Given problem: Print the part of the listing that runs from its very first line through the line containing "Text: y: y <box>703 665 712 680</box>", with both ends included and no other lines.

#### Extracted material ####

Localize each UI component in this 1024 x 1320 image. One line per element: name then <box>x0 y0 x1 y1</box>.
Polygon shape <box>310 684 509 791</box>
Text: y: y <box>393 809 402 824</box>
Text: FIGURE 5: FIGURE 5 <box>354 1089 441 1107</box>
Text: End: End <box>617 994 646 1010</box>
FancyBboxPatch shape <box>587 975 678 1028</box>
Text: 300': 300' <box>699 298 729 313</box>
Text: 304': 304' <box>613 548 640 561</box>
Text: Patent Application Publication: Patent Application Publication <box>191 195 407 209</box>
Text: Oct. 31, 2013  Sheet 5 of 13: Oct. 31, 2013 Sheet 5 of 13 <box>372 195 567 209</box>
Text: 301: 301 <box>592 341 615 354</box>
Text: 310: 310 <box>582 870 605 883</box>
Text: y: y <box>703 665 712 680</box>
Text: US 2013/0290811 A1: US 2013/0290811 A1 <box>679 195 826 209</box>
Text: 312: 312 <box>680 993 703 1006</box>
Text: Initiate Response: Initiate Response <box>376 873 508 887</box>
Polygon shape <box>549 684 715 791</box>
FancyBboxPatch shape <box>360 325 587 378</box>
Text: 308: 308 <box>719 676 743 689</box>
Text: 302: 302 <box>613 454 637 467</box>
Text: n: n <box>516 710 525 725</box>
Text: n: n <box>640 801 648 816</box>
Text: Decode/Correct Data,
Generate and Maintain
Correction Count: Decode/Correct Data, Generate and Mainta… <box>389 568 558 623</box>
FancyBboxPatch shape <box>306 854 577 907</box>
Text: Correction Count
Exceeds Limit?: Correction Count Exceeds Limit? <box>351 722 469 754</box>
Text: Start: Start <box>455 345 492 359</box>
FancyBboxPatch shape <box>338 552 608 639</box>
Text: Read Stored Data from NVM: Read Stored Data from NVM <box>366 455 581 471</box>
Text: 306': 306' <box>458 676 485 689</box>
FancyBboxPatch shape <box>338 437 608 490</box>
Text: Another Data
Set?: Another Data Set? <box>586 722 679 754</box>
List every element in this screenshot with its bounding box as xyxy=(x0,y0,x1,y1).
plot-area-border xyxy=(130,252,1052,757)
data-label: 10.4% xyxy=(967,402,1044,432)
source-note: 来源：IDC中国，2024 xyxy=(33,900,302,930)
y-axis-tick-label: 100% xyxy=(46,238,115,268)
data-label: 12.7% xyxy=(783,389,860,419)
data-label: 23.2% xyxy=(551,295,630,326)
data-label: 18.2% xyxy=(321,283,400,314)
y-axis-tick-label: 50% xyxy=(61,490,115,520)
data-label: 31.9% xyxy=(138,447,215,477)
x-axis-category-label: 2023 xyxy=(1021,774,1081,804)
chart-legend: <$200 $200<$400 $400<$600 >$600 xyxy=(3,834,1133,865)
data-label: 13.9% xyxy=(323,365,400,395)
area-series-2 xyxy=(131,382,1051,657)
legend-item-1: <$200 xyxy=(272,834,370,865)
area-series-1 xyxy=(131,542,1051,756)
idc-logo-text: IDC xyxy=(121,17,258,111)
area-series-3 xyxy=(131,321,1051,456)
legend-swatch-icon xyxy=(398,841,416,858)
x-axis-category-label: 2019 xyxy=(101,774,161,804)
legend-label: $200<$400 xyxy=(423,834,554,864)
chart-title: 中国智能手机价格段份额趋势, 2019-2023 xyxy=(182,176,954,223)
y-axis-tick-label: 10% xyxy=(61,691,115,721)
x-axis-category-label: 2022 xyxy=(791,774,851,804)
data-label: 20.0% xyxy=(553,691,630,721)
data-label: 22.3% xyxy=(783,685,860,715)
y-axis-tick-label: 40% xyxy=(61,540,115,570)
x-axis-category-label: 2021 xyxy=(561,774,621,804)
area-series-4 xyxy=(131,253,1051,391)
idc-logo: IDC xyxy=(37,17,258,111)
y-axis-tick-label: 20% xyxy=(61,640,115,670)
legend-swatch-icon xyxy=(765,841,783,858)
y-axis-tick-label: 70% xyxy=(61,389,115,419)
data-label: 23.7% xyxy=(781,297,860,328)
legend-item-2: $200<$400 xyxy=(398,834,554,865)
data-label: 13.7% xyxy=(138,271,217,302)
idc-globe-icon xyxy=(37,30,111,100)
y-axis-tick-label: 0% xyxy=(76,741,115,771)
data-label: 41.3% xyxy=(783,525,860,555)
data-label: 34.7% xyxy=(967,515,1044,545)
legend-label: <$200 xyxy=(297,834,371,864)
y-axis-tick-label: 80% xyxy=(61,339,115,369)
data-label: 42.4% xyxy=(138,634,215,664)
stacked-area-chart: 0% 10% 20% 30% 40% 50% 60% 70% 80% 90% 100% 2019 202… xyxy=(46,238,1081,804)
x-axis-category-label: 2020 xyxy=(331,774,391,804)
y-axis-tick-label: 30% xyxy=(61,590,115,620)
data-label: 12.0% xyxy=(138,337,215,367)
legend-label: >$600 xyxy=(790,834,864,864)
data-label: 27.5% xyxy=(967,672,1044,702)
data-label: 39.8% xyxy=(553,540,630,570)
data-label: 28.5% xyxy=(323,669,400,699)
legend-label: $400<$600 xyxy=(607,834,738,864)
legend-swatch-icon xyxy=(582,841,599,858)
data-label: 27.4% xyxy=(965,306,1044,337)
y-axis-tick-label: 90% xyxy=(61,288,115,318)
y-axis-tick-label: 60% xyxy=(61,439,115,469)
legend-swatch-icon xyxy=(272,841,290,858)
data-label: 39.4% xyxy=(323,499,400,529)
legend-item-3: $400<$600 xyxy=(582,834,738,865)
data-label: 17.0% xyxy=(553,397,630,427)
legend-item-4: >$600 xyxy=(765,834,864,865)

####

Answer:
Localize each UI component in this 1024 x 1320 image. One line per element: name then <box>x0 y0 x1 y1</box>.
Polygon shape <box>310 684 509 791</box>
Text: y: y <box>393 809 402 824</box>
Text: FIGURE 5: FIGURE 5 <box>354 1089 441 1107</box>
Text: End: End <box>617 994 646 1010</box>
FancyBboxPatch shape <box>587 975 678 1028</box>
Text: 300': 300' <box>699 298 729 313</box>
Text: 304': 304' <box>613 548 640 561</box>
Text: Patent Application Publication: Patent Application Publication <box>191 195 407 209</box>
Text: Oct. 31, 2013  Sheet 5 of 13: Oct. 31, 2013 Sheet 5 of 13 <box>372 195 567 209</box>
Text: 301: 301 <box>592 341 615 354</box>
Text: 310: 310 <box>582 870 605 883</box>
Text: y: y <box>703 665 712 680</box>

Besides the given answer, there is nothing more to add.